→ Parts of the exercise:
1 – According to the gestational diabetes abstract, how many women were recruited into the study?
2 – Write out the part of the gestational diabetes abstract starting at "Angiopoietin-like protein 8 in" and ending at "predict subsequent GDM.".

→ Document extract:
Angiopoietin-like protein 8 in early pregnancy improves the prediction of gestational diabetes
Abstract
Aims/hypothesis
Screening high-risk individuals for gestational diabetes mellitus (GDM) in early pregnancy conventionally relies on established maternal risk factors; however, the sensitivity and specificity of these factors are not satisfactory. The present study aimed to determine whether the concentration of angiopoietin-like protein 8 (ANGPTL8), either alone or combined with other risk factors in early pregnancy, could be used to predict subsequent GDM.
Methods
From August 2015 to January 2016, 474 women receiving prenatal care at around 12–16 weeks of gestation were recruited into the study. ANGPTL8 levels were measured at the first prenatal visit. All the participants received a 75 g OGTT during weeks 24–28 of gestation.
Results
ANGPTL8 levels in early pregnancy were considerably higher in women who developed GDM than those who maintained normal glucose tolerance (2822 ± 938 vs 2120 ± 1118 pg/ml, respectively; p < 0.0001). Multivariable logistic regression revealed that ANGPTL8 levels were significantly associated with risk of GDM independent of conventional risk factors. In addition, women in the highest quartile of ANGPTL8 concentration had an 8.75-fold higher risk of developing GDM compared with women in the lowest quartile (OR8.75, 95%CI 2.43, 31.58). More importantly, incorporating ANGPTL8 into the conventional prediction model significantly increased the AUC for prediction of GDM (0.772vs 0.725; p = 0.019).
Conclusions
Our study suggests that ANGPTL8 levels in early pregnancy are significantly and independently associated with risk of GDM at 24–28 weeks of gestation. Combining ANGPTL8 levels with conventional risk factors could thus improve the prediction of GDM.

→ Collected data entries:

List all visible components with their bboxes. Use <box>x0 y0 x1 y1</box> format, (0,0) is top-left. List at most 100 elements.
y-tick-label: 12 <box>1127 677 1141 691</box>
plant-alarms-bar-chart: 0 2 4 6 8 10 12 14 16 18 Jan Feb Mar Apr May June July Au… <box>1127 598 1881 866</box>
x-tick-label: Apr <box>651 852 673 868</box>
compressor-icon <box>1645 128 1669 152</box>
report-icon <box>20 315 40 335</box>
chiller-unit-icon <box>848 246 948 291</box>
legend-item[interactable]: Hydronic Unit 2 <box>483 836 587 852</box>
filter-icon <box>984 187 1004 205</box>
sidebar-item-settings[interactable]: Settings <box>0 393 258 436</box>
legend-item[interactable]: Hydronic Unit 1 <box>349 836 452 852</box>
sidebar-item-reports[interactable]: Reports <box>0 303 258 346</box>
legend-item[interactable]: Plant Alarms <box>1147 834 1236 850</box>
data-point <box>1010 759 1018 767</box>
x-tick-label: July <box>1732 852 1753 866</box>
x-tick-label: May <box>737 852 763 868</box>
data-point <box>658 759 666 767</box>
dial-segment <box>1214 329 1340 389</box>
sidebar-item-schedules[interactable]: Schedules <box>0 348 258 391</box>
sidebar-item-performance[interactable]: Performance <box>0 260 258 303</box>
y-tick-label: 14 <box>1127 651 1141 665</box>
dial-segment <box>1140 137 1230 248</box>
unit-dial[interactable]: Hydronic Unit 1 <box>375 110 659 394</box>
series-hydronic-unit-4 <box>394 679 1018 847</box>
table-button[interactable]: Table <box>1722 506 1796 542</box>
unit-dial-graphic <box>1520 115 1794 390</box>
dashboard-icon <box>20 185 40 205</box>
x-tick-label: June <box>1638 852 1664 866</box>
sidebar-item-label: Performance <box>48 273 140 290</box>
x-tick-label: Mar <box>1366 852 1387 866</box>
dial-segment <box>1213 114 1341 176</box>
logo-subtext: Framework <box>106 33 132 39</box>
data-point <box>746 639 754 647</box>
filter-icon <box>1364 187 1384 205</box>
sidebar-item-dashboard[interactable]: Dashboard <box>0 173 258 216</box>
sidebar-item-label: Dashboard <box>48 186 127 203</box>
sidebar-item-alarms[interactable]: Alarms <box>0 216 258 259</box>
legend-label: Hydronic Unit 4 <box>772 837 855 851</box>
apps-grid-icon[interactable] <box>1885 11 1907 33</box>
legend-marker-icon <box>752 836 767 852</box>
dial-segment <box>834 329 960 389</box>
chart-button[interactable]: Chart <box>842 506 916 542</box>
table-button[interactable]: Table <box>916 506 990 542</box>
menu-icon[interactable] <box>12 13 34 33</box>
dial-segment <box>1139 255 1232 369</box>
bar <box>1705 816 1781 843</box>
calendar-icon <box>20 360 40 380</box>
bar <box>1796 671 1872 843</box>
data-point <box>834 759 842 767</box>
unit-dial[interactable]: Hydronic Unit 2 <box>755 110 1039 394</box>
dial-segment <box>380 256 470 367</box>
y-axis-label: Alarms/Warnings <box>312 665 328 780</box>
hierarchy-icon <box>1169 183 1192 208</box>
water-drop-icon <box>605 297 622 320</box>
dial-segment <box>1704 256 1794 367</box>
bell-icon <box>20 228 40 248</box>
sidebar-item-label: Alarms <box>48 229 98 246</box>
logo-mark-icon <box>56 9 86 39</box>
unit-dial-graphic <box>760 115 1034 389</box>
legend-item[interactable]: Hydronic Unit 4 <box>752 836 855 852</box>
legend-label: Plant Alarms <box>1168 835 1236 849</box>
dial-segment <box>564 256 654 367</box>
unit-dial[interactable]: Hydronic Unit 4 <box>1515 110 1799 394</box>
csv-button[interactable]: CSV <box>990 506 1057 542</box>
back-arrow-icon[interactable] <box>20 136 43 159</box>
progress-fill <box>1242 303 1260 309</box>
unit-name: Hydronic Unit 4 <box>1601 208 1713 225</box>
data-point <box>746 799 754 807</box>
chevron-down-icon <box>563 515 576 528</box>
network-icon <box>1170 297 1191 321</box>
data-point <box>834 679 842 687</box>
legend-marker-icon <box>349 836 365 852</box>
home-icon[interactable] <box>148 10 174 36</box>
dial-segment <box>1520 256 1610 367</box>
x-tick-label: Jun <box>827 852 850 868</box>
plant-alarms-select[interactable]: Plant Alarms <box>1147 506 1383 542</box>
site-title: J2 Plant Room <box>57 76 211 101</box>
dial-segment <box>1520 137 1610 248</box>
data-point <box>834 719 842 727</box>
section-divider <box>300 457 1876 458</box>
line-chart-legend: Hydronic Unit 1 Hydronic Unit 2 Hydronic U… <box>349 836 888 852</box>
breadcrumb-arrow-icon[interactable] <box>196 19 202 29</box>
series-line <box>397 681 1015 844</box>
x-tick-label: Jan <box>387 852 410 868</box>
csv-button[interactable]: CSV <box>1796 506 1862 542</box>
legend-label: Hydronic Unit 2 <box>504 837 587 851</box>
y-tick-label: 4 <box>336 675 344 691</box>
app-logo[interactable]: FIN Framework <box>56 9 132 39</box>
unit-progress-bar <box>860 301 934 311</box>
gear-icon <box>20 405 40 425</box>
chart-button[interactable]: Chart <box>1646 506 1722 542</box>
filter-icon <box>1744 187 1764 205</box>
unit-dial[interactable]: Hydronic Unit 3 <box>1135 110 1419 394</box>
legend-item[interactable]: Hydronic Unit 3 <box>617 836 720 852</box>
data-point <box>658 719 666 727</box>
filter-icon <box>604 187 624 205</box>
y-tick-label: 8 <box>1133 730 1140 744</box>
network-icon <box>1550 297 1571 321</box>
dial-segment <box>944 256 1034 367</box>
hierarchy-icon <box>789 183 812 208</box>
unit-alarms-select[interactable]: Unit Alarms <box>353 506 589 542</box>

→ List of solutions:
1 – 474 women were recruited into the study.

2 –
Angiopoietin-like protein 8 in early pregnancy improves the prediction of gestational diabetes
Abstract
Aims/hypothesis
Screening high-risk individuals for gestational diabetes mellitus (GDM) in early pregnancy conventionally relies on established maternal risk factors; however, the sensitivity and specificity of these factors are not satisfactory. The present study aimed to determine whether the concentration of angiopoietin-like protein 8 (ANGPTL8), either alone or combined with other risk factors in early pregnancy, could be used to predict subsequent GDM.